[Stored dataset items]
======

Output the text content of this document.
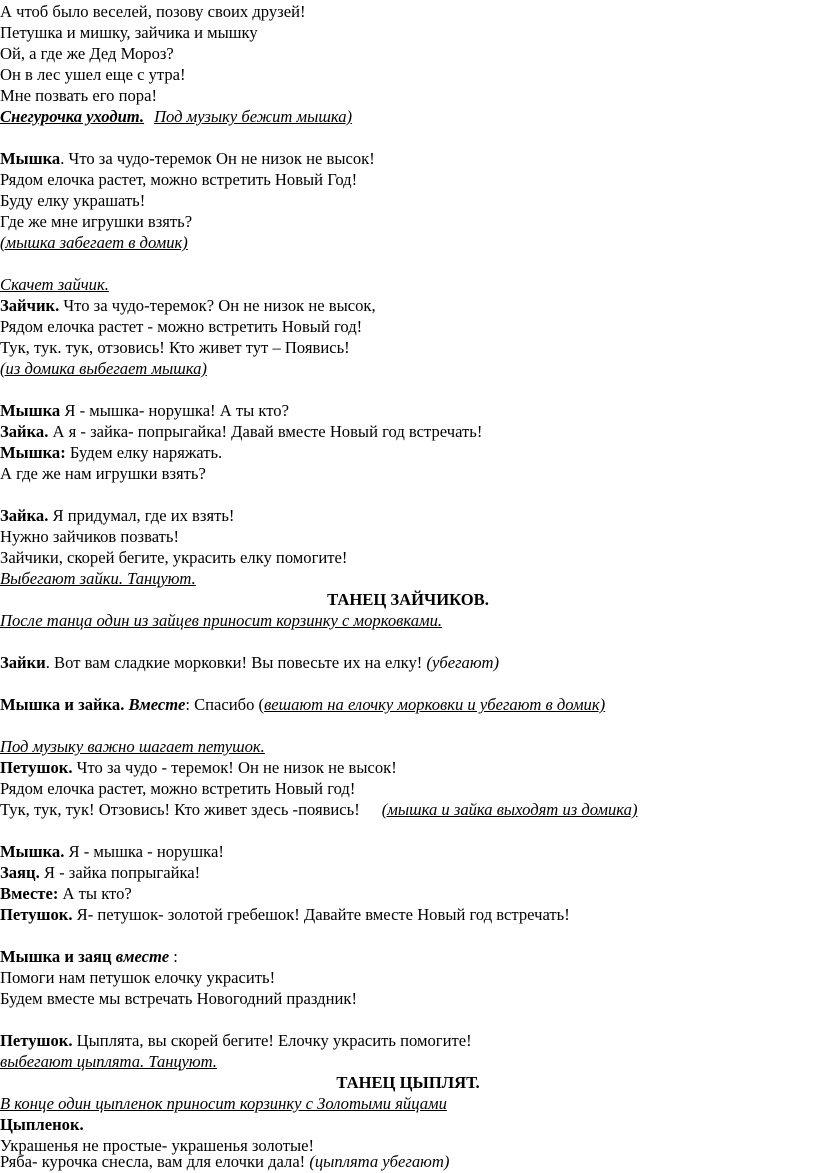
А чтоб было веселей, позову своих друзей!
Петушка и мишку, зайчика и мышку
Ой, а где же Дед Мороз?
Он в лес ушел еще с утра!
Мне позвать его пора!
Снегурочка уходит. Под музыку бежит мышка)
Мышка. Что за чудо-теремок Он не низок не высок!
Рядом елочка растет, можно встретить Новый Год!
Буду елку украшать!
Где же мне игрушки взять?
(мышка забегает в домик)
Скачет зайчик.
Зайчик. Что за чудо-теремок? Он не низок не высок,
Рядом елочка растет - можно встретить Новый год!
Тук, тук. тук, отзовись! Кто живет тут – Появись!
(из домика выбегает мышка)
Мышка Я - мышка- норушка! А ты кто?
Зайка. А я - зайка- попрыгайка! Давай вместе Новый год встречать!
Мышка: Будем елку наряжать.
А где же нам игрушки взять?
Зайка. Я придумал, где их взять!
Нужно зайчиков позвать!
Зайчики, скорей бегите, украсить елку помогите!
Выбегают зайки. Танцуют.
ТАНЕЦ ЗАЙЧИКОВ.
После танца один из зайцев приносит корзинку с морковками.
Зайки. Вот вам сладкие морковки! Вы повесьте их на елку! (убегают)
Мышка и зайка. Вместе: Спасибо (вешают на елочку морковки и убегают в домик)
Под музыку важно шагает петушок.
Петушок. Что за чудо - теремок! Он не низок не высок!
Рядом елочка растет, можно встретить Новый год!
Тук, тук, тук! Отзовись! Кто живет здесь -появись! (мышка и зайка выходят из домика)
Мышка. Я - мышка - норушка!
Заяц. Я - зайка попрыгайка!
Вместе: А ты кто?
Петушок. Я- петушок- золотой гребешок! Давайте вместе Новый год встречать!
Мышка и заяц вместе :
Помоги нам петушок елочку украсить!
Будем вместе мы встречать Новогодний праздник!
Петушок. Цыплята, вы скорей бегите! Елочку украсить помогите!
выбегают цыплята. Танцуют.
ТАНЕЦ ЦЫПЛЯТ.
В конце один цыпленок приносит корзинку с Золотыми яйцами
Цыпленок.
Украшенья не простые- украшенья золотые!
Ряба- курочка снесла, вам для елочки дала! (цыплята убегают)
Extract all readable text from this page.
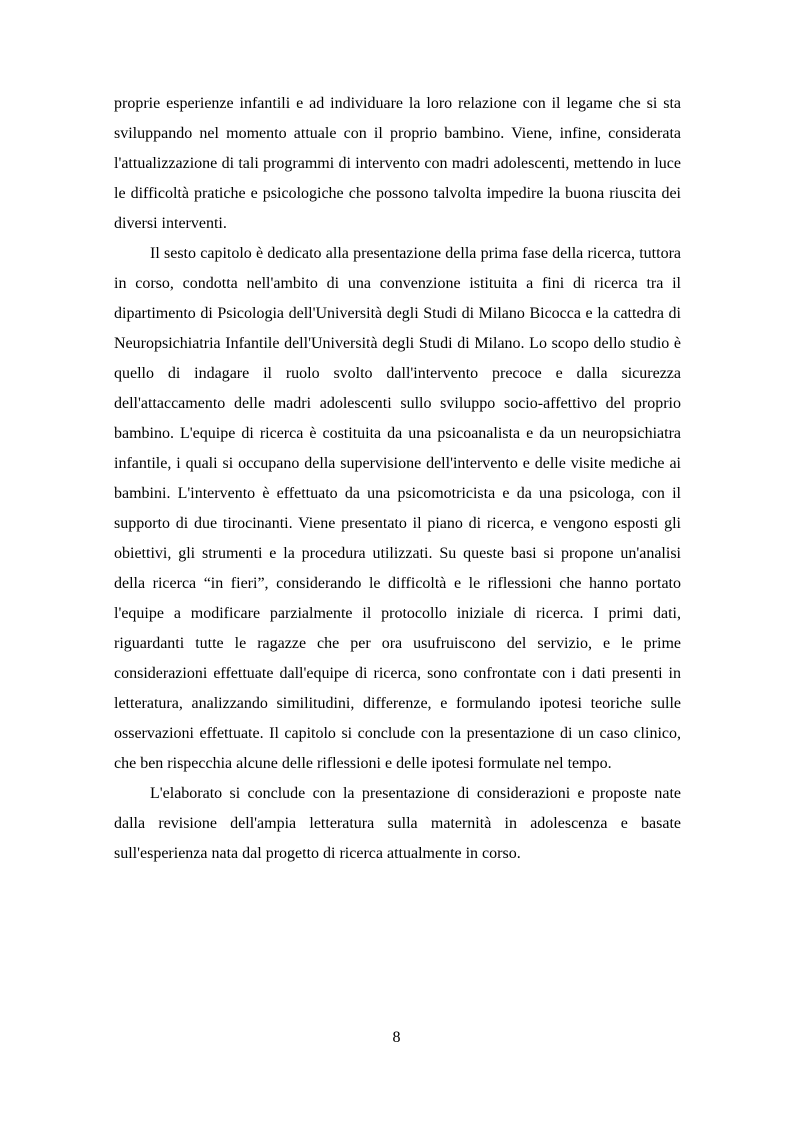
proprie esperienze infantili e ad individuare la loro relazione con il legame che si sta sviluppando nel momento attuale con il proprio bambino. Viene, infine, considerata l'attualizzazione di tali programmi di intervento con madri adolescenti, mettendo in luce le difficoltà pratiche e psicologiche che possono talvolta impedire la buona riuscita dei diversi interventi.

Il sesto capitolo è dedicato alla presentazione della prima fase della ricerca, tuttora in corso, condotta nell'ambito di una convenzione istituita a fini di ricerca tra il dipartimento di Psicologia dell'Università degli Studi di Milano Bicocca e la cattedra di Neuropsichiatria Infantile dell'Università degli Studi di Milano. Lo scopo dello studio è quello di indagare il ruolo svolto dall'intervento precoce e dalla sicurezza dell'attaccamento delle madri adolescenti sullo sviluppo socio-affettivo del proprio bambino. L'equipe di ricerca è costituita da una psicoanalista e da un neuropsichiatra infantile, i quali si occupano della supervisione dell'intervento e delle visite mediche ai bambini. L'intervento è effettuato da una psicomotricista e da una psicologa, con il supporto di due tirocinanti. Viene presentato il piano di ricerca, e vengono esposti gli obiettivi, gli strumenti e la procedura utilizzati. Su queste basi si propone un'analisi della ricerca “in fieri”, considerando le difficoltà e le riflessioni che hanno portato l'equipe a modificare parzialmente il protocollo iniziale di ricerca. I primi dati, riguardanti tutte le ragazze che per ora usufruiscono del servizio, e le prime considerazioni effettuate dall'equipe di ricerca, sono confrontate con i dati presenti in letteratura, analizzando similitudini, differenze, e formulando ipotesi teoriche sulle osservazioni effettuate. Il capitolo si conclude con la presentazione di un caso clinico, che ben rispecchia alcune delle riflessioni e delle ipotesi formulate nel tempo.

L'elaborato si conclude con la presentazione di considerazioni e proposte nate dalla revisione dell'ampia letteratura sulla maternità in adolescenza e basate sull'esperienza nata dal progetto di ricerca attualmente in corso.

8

======

Copy all the entries word for word. Omit any pictures.

Task output >>
Output the text content of this document.
А чтоб было веселей, позову своих друзей!
Петушка и мишку, зайчика и мышку
Ой, а где же Дед Мороз?
Он в лес ушел еще с утра!
Мне позвать его пора!
Снегурочка уходит. Под музыку бежит мышка)
Мышка. Что за чудо-теремок Он не низок не высок!
Рядом елочка растет, можно встретить Новый Год!
Буду елку украшать!
Где же мне игрушки взять?
(мышка забегает в домик)
Скачет зайчик.
Зайчик. Что за чудо-теремок? Он не низок не высок,
Рядом елочка растет - можно встретить Новый год!
Тук, тук. тук, отзовись! Кто живет тут – Появись!
(из домика выбегает мышка)
Мышка Я - мышка- норушка! А ты кто?
Зайка. А я - зайка- попрыгайка! Давай вместе Новый год встречать!
Мышка: Будем елку наряжать.
А где же нам игрушки взять?
Зайка. Я придумал, где их взять!
Нужно зайчиков позвать!
Зайчики, скорей бегите, украсить елку помогите!
Выбегают зайки. Танцуют.
ТАНЕЦ ЗАЙЧИКОВ.
После танца один из зайцев приносит корзинку с морковками.
Зайки. Вот вам сладкие морковки! Вы повесьте их на елку! (убегают)
Мышка и зайка. Вместе: Спасибо (вешают на елочку морковки и убегают в домик)
Под музыку важно шагает петушок.
Петушок. Что за чудо - теремок! Он не низок не высок!
Рядом елочка растет, можно встретить Новый год!
Тук, тук, тук! Отзовись! Кто живет здесь -появись! (мышка и зайка выходят из домика)
Мышка. Я - мышка - норушка!
Заяц. Я - зайка попрыгайка!
Вместе: А ты кто?
Петушок. Я- петушок- золотой гребешок! Давайте вместе Новый год встречать!
Мышка и заяц вместе :
Помоги нам петушок елочку украсить!
Будем вместе мы встречать Новогодний праздник!
Петушок. Цыплята, вы скорей бегите! Елочку украсить помогите!
выбегают цыплята. Танцуют.
ТАНЕЦ ЦЫПЛЯТ.
В конце один цыпленок приносит корзинку с Золотыми яйцами
Цыпленок.
Украшенья не простые- украшенья золотые!
Ряба- курочка снесла, вам для елочки дала! (цыплята убегают)
Extract all readable text from this page.
proprie esperienze infantili e ad individuare la loro relazione con il legame che si sta sviluppando nel momento attuale con il proprio bambino. Viene, infine, considerata l'attualizzazione di tali programmi di intervento con madri adolescenti, mettendo in luce le difficoltà pratiche e psicologiche che possono talvolta impedire la buona riuscita dei diversi interventi.

Il sesto capitolo è dedicato alla presentazione della prima fase della ricerca, tuttora in corso, condotta nell'ambito di una convenzione istituita a fini di ricerca tra il dipartimento di Psicologia dell'Università degli Studi di Milano Bicocca e la cattedra di Neuropsichiatria Infantile dell'Università degli Studi di Milano. Lo scopo dello studio è quello di indagare il ruolo svolto dall'intervento precoce e dalla sicurezza dell'attaccamento delle madri adolescenti sullo sviluppo socio-affettivo del proprio bambino. L'equipe di ricerca è costituita da una psicoanalista e da un neuropsichiatra infantile, i quali si occupano della supervisione dell'intervento e delle visite mediche ai bambini. L'intervento è effettuato da una psicomotricista e da una psicologa, con il supporto di due tirocinanti. Viene presentato il piano di ricerca, e vengono esposti gli obiettivi, gli strumenti e la procedura utilizzati. Su queste basi si propone un'analisi della ricerca “in fieri”, considerando le difficoltà e le riflessioni che hanno portato l'equipe a modificare parzialmente il protocollo iniziale di ricerca. I primi dati, riguardanti tutte le ragazze che per ora usufruiscono del servizio, e le prime considerazioni effettuate dall'equipe di ricerca, sono confrontate con i dati presenti in letteratura, analizzando similitudini, differenze, e formulando ipotesi teoriche sulle osservazioni effettuate. Il capitolo si conclude con la presentazione di un caso clinico, che ben rispecchia alcune delle riflessioni e delle ipotesi formulate nel tempo.

L'elaborato si conclude con la presentazione di considerazioni e proposte nate dalla revisione dell'ampia letteratura sulla maternità in adolescenza e basate sull'esperienza nata dal progetto di ricerca attualmente in corso.

8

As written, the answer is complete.